→ What to produce:
Reproduce every record exactly as it appears, but not the pictures.

Collected data
———

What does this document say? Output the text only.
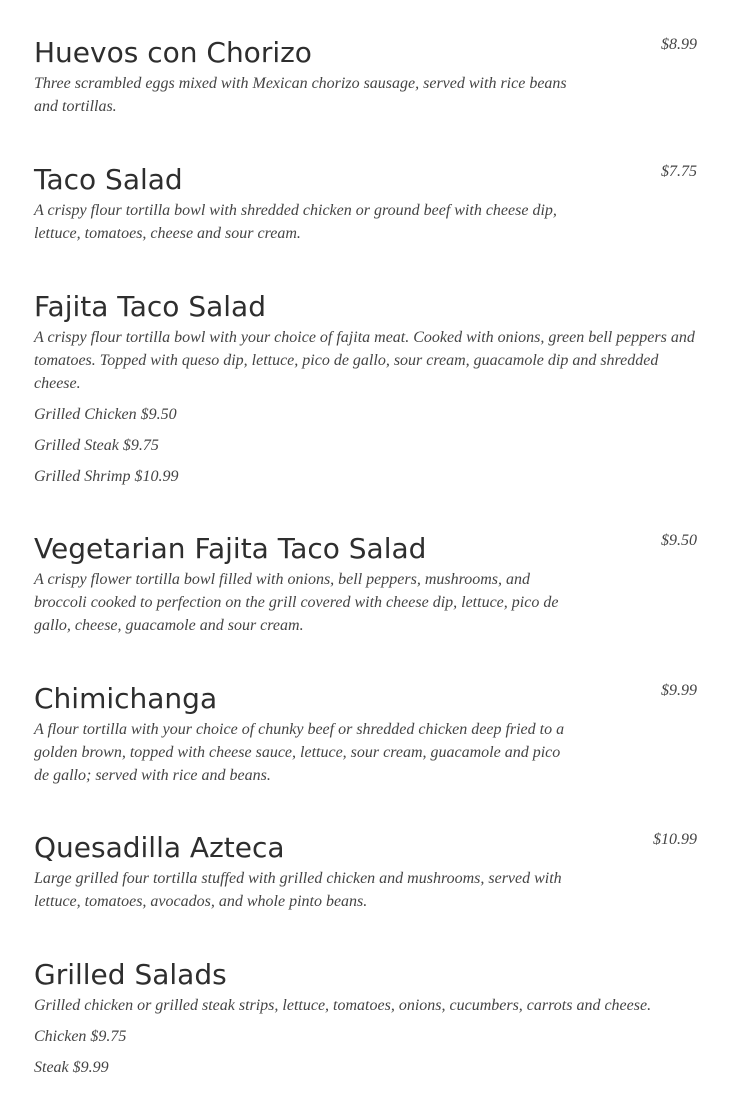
Huevos con Chorizo	$8.99

Three scrambled eggs mixed with Mexican chorizo sausage, served with rice beans and tortillas.

Taco Salad	$7.75

A crispy flour tortilla bowl with shredded chicken or ground beef with cheese dip, lettuce, tomatoes, cheese and sour cream.

Fajita Taco Salad

A crispy flour tortilla bowl with your choice of fajita meat. Cooked with onions, green bell peppers and tomatoes. Topped with queso dip, lettuce, pico de gallo, sour cream, guacamole dip and shredded cheese.

Grilled Chicken $9.50

Grilled Steak $9.75

Grilled Shrimp $10.99

Vegetarian Fajita Taco Salad	$9.50

A crispy flower tortilla bowl filled with onions, bell peppers, mushrooms, and broccoli cooked to perfection on the grill covered with cheese dip, lettuce, pico de gallo, cheese, guacamole and sour cream.

Chimichanga	$9.99

A flour tortilla with your choice of chunky beef or shredded chicken deep fried to a golden brown, topped with cheese sauce, lettuce, sour cream, guacamole and pico de gallo; served with rice and beans.

Quesadilla Azteca	$10.99

Large grilled four tortilla stuffed with grilled chicken and mushrooms, served with lettuce, tomatoes, avocados, and whole pinto beans.

Grilled Salads

Grilled chicken or grilled steak strips, lettuce, tomatoes, onions, cucumbers, carrots and cheese.

Chicken $9.75

Steak $9.99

———

→ Solution to the exercise:
What does this document say? Output the text only.
Huevos con Chorizo	$8.99

Three scrambled eggs mixed with Mexican chorizo sausage, served with rice beans and tortillas.

Taco Salad	$7.75

A crispy flour tortilla bowl with shredded chicken or ground beef with cheese dip, lettuce, tomatoes, cheese and sour cream.

Fajita Taco Salad

A crispy flour tortilla bowl with your choice of fajita meat. Cooked with onions, green bell peppers and tomatoes. Topped with queso dip, lettuce, pico de gallo, sour cream, guacamole dip and shredded cheese.

Grilled Chicken $9.50

Grilled Steak $9.75

Grilled Shrimp $10.99

Vegetarian Fajita Taco Salad	$9.50

A crispy flower tortilla bowl filled with onions, bell peppers, mushrooms, and broccoli cooked to perfection on the grill covered with cheese dip, lettuce, pico de gallo, cheese, guacamole and sour cream.

Chimichanga	$9.99

A flour tortilla with your choice of chunky beef or shredded chicken deep fried to a golden brown, topped with cheese sauce, lettuce, sour cream, guacamole and pico de gallo; served with rice and beans.

Quesadilla Azteca	$10.99

Large grilled four tortilla stuffed with grilled chicken and mushrooms, served with lettuce, tomatoes, avocados, and whole pinto beans.

Grilled Salads

Grilled chicken or grilled steak strips, lettuce, tomatoes, onions, cucumbers, carrots and cheese.

Chicken $9.75

Steak $9.99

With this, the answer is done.